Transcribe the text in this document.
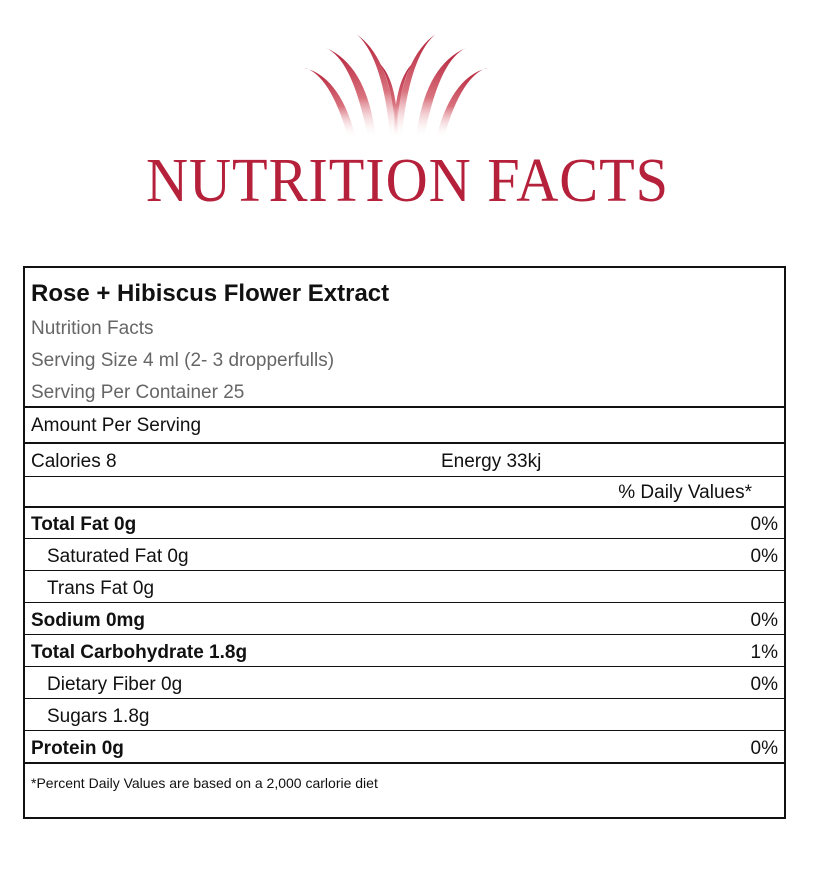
NUTRITION FACTS
Rose + Hibiscus Flower Extract
Nutrition Facts
Serving Size 4 ml (2- 3 dropperfulls)
Serving Per Container 25
Amount Per Serving
Calories 8	Energy 33kj
% Daily Values*
Total Fat 0g	0%
Saturated Fat 0g	0%
Trans Fat 0g
Sodium 0mg	0%
Total Carbohydrate 1.8g	1%
Dietary Fiber 0g	0%
Sugars 1.8g
Protein 0g	0%
*Percent Daily Values are based on a 2,000 carlorie diet
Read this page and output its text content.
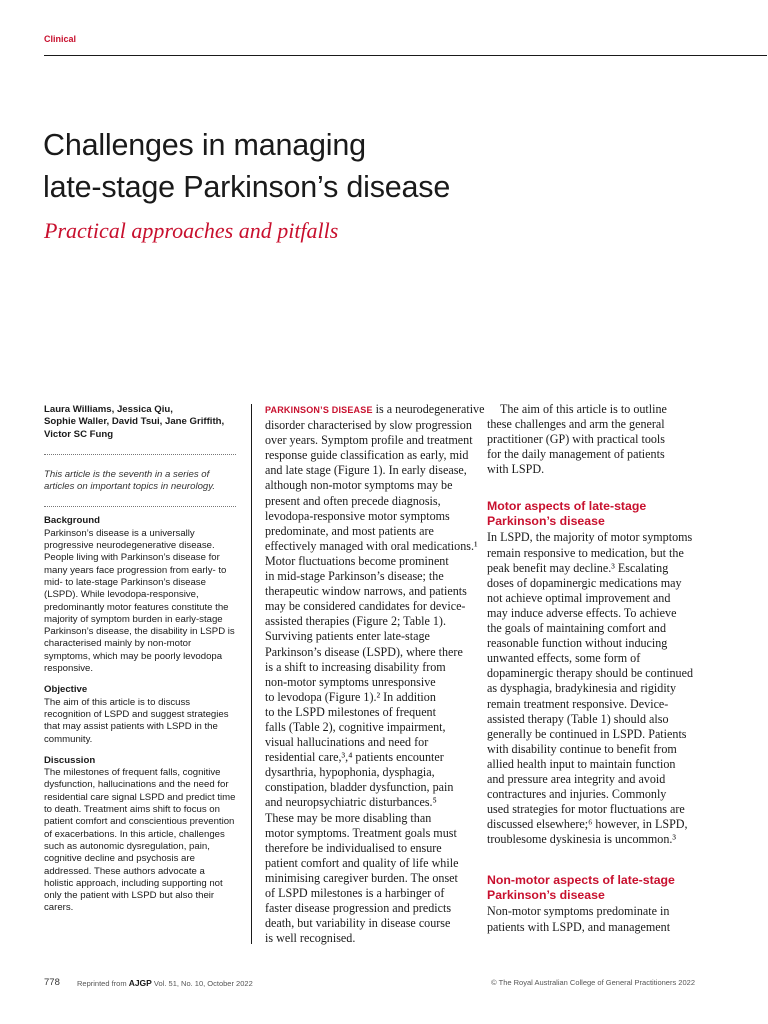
Clinical
Challenges in managing
late-stage Parkinson’s disease
Practical approaches and pitfalls

Laura Williams, Jessica Qiu,
Sophie Waller, David Tsui, Jane Griffith,
Victor SC Fung

This article is the seventh in a series of articles on important topics in neurology.

Background

Parkinson’s disease is a universally progressive neurodegenerative disease. People living with Parkinson’s disease for many years face progression from early- to mid- to late-stage Parkinson’s disease (LSPD). While levodopa-responsive, predominantly motor features constitute the majority of symptom burden in early-stage Parkinson’s disease, the disability in LSPD is characterised mainly by non-motor symptoms, which may be poorly levodopa responsive.

Objective

The aim of this article is to discuss recognition of LSPD and suggest strategies that may assist patients with LSPD in the community.

Discussion

The milestones of frequent falls, cognitive dysfunction, hallucinations and the need for residential care signal LSPD and predict time to death. Treatment aims shift to focus on patient comfort and conscientious prevention of exacerbations. In this article, challenges such as autonomic dysregulation, pain, cognitive decline and psychosis are addressed. These authors advocate a holistic approach, including supporting not only the patient with LSPD but also their carers.

PARKINSON’S DISEASE is a neurodegenerative
disorder characterised by slow progression
over years. Symptom profile and treatment
response guide classification as early, mid
and late stage (Figure 1). In early disease,
although non-motor symptoms may be
present and often precede diagnosis,
levodopa-responsive motor symptoms
predominate, and most patients are
effectively managed with oral medications.¹
Motor fluctuations become prominent
in mid-stage Parkinson’s disease; the
therapeutic window narrows, and patients
may be considered candidates for device-
assisted therapies (Figure 2; Table 1).
Surviving patients enter late-stage
Parkinson’s disease (LSPD), where there
is a shift to increasing disability from
non-motor symptoms unresponsive
to levodopa (Figure 1).² In addition
to the LSPD milestones of frequent
falls (Table 2), cognitive impairment,
visual hallucinations and need for
residential care,³,⁴ patients encounter
dysarthria, hypophonia, dysphagia,
constipation, bladder dysfunction, pain
and neuropsychiatric disturbances.⁵
These may be more disabling than
motor symptoms. Treatment goals must
therefore be individualised to ensure
patient comfort and quality of life while
minimising caregiver burden. The onset
of LSPD milestones is a harbinger of
faster disease progression and predicts
death, but variability in disease course
is well recognised.
The aim of this article is to outline
these challenges and arm the general
practitioner (GP) with practical tools
for the daily management of patients
with LSPD.
Motor aspects of late-stage
Parkinson’s disease
In LSPD, the majority of motor symptoms
remain responsive to medication, but the
peak benefit may decline.³ Escalating
doses of dopaminergic medications may
not achieve optimal improvement and
may induce adverse effects. To achieve
the goals of maintaining comfort and
reasonable function without inducing
unwanted effects, some form of
dopaminergic therapy should be continued
as dysphagia, bradykinesia and rigidity
remain treatment responsive. Device-
assisted therapy (Table 1) should also
generally be continued in LSPD. Patients
with disability continue to benefit from
allied health input to maintain function
and pressure area integrity and avoid
contractures and injuries. Commonly
used strategies for motor fluctuations are
discussed elsewhere;⁶ however, in LSPD,
troublesome dyskinesia is uncommon.³
Non-motor aspects of late-stage
Parkinson’s disease
Non-motor symptoms predominate in
patients with LSPD, and management
778 Reprinted from AJGP Vol. 51, No. 10, October 2022	© The Royal Australian College of General Practitioners 2022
###
### What this task involves:
For the word "progression", state the number of lines in the listing that contain it and nothing further.

### Output for this exercise:
3